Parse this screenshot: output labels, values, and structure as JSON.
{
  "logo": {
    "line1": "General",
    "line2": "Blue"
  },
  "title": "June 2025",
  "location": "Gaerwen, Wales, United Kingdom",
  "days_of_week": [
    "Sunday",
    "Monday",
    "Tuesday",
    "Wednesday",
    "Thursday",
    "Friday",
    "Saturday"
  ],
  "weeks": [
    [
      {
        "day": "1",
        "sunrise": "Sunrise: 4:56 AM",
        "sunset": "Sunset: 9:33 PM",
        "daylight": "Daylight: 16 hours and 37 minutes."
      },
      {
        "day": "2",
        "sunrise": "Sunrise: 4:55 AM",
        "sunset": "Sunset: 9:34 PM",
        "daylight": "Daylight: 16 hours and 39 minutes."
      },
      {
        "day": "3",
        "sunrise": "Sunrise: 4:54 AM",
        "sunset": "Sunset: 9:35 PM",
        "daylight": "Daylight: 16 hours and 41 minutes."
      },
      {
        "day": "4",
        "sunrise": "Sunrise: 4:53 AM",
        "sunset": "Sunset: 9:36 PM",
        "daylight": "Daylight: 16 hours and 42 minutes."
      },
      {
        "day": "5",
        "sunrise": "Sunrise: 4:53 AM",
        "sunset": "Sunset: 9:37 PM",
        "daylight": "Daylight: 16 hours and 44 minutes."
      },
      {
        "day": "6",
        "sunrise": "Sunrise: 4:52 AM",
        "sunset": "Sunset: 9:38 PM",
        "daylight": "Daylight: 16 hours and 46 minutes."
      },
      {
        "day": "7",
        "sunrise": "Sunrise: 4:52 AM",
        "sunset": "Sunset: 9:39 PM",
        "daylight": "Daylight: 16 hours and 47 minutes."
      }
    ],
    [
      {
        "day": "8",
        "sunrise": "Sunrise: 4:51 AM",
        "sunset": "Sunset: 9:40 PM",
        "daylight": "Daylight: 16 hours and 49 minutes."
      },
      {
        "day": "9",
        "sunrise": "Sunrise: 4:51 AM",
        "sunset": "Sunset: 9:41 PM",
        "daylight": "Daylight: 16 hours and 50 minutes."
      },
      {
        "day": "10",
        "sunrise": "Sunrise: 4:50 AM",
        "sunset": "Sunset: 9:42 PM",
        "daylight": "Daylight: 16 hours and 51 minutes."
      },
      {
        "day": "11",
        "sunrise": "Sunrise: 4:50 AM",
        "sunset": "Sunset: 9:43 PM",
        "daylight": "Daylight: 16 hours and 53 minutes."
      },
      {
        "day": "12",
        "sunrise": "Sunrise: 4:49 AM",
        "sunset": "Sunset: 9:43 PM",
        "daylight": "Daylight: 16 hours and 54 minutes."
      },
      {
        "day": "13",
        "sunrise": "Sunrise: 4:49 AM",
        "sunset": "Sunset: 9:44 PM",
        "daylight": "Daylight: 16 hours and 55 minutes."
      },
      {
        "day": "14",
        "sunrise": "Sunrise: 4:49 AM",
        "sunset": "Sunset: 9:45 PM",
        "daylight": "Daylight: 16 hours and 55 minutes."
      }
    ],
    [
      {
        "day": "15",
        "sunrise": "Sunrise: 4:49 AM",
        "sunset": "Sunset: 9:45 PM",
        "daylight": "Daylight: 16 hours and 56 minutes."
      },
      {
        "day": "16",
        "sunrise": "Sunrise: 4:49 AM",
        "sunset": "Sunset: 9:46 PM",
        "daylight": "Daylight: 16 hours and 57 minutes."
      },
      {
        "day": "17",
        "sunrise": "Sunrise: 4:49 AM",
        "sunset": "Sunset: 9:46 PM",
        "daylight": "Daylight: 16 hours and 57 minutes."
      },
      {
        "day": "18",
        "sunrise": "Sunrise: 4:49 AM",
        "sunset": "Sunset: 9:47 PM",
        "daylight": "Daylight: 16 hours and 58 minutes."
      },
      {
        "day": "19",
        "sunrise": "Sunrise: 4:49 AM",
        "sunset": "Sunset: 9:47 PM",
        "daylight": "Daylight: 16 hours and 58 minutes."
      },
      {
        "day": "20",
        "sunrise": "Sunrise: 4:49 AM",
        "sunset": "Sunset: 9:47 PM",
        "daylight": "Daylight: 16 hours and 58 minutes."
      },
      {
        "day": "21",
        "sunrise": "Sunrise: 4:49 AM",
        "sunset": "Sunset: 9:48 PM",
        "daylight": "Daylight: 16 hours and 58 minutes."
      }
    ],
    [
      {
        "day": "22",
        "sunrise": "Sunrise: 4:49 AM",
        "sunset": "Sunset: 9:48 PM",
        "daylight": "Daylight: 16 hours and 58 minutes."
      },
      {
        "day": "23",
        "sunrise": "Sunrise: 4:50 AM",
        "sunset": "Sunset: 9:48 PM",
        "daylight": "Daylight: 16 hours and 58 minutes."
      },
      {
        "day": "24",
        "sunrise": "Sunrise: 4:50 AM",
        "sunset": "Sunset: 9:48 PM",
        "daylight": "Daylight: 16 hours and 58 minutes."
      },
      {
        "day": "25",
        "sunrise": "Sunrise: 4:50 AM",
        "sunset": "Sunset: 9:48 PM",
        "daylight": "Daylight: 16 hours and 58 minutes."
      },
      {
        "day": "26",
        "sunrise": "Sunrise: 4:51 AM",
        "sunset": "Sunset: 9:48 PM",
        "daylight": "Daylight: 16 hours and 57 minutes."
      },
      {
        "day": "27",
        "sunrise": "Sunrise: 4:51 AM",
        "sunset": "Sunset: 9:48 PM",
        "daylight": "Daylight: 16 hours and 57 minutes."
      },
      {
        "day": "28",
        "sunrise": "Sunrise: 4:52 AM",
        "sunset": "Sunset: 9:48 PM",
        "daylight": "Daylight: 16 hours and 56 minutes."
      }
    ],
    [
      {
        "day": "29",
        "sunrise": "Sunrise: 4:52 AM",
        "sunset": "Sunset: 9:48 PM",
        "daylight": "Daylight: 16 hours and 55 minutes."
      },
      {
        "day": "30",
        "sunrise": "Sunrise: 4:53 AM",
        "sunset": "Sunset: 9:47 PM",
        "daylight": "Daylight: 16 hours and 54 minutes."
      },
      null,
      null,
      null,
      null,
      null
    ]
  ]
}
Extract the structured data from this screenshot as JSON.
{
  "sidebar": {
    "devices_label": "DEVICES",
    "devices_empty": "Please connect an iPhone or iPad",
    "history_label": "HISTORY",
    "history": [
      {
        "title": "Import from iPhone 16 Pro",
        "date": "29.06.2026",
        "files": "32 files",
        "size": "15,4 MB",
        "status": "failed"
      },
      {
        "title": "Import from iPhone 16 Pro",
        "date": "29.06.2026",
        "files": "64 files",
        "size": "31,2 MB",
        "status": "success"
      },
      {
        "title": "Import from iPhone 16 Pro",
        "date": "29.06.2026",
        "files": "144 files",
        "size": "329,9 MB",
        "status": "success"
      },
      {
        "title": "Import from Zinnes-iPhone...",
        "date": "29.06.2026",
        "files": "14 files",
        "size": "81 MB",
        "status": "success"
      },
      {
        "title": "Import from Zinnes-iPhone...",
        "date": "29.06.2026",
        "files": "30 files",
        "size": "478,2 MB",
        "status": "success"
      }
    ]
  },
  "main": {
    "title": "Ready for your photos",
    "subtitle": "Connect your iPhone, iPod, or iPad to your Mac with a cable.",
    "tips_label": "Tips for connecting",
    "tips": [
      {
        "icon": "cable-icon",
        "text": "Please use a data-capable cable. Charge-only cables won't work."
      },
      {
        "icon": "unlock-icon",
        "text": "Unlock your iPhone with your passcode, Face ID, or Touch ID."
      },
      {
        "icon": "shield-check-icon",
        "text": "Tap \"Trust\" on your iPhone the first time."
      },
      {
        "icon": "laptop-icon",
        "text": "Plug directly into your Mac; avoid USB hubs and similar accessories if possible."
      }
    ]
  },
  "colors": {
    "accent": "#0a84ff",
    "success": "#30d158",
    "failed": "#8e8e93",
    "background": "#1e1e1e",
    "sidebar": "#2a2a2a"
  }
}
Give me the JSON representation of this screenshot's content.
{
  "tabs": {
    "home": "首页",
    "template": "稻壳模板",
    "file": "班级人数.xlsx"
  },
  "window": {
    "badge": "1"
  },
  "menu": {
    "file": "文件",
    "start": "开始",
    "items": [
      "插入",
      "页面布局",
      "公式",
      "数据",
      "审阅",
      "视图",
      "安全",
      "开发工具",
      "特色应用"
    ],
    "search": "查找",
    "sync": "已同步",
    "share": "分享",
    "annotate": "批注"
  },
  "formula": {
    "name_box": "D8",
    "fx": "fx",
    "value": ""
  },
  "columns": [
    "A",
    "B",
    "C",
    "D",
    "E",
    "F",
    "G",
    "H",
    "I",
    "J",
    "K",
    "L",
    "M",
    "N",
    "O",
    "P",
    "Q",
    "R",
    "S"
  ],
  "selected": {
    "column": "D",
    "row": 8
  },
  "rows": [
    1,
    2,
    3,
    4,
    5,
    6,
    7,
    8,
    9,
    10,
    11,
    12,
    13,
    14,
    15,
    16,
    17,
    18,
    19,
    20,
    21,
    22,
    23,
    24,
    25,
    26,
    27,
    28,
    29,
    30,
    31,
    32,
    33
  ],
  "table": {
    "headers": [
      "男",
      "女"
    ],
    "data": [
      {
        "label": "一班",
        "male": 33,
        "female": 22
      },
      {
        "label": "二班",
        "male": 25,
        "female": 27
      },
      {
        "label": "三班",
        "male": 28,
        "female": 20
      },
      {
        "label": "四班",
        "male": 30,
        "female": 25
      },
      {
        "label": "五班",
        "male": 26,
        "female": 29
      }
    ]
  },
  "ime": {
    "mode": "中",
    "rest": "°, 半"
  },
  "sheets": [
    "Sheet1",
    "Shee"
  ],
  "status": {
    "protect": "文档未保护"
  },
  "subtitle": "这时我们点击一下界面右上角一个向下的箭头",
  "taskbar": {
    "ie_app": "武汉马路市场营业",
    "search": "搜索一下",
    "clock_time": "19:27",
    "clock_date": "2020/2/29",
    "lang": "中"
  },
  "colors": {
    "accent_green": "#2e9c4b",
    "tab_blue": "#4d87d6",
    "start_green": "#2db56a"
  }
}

What the task requires:
Take every line from the one containing "Give me the" to the end of the listing and output it exactly, with nothing else.

Solution to the exercise:
Give me the JSON representation of this screenshot's content.
{
  "tabs": {
    "home": "首页",
    "template": "稻壳模板",
    "file": "班级人数.xlsx"
  },
  "window": {
    "badge": "1"
  },
  "menu": {
    "file": "文件",
    "start": "开始",
    "items": [
      "插入",
      "页面布局",
      "公式",
      "数据",
      "审阅",
      "视图",
      "安全",
      "开发工具",
      "特色应用"
    ],
    "search": "查找",
    "sync": "已同步",
    "share": "分享",
    "annotate": "批注"
  },
  "formula": {
    "name_box": "D8",
    "fx": "fx",
    "value": ""
  },
  "columns": [
    "A",
    "B",
    "C",
    "D",
    "E",
    "F",
    "G",
    "H",
    "I",
    "J",
    "K",
    "L",
    "M",
    "N",
    "O",
    "P",
    "Q",
    "R",
    "S"
  ],
  "selected": {
    "column": "D",
    "row": 8
  },
  "rows": [
    1,
    2,
    3,
    4,
    5,
    6,
    7,
    8,
    9,
    10,
    11,
    12,
    13,
    14,
    15,
    16,
    17,
    18,
    19,
    20,
    21,
    22,
    23,
    24,
    25,
    26,
    27,
    28,
    29,
    30,
    31,
    32,
    33
  ],
  "table": {
    "headers": [
      "男",
      "女"
    ],
    "data": [
      {
        "label": "一班",
        "male": 33,
        "female": 22
      },
      {
        "label": "二班",
        "male": 25,
        "female": 27
      },
      {
        "label": "三班",
        "male": 28,
        "female": 20
      },
      {
        "label": "四班",
        "male": 30,
        "female": 25
      },
      {
        "label": "五班",
        "male": 26,
        "female": 29
      }
    ]
  },
  "ime": {
    "mode": "中",
    "rest": "°, 半"
  },
  "sheets": [
    "Sheet1",
    "Shee"
  ],
  "status": {
    "protect": "文档未保护"
  },
  "subtitle": "这时我们点击一下界面右上角一个向下的箭头",
  "taskbar": {
    "ie_app": "武汉马路市场营业",
    "search": "搜索一下",
    "clock_time": "19:27",
    "clock_date": "2020/2/29",
    "lang": "中"
  },
  "colors": {
    "accent_green": "#2e9c4b",
    "tab_blue": "#4d87d6",
    "start_green": "#2db56a"
  }
}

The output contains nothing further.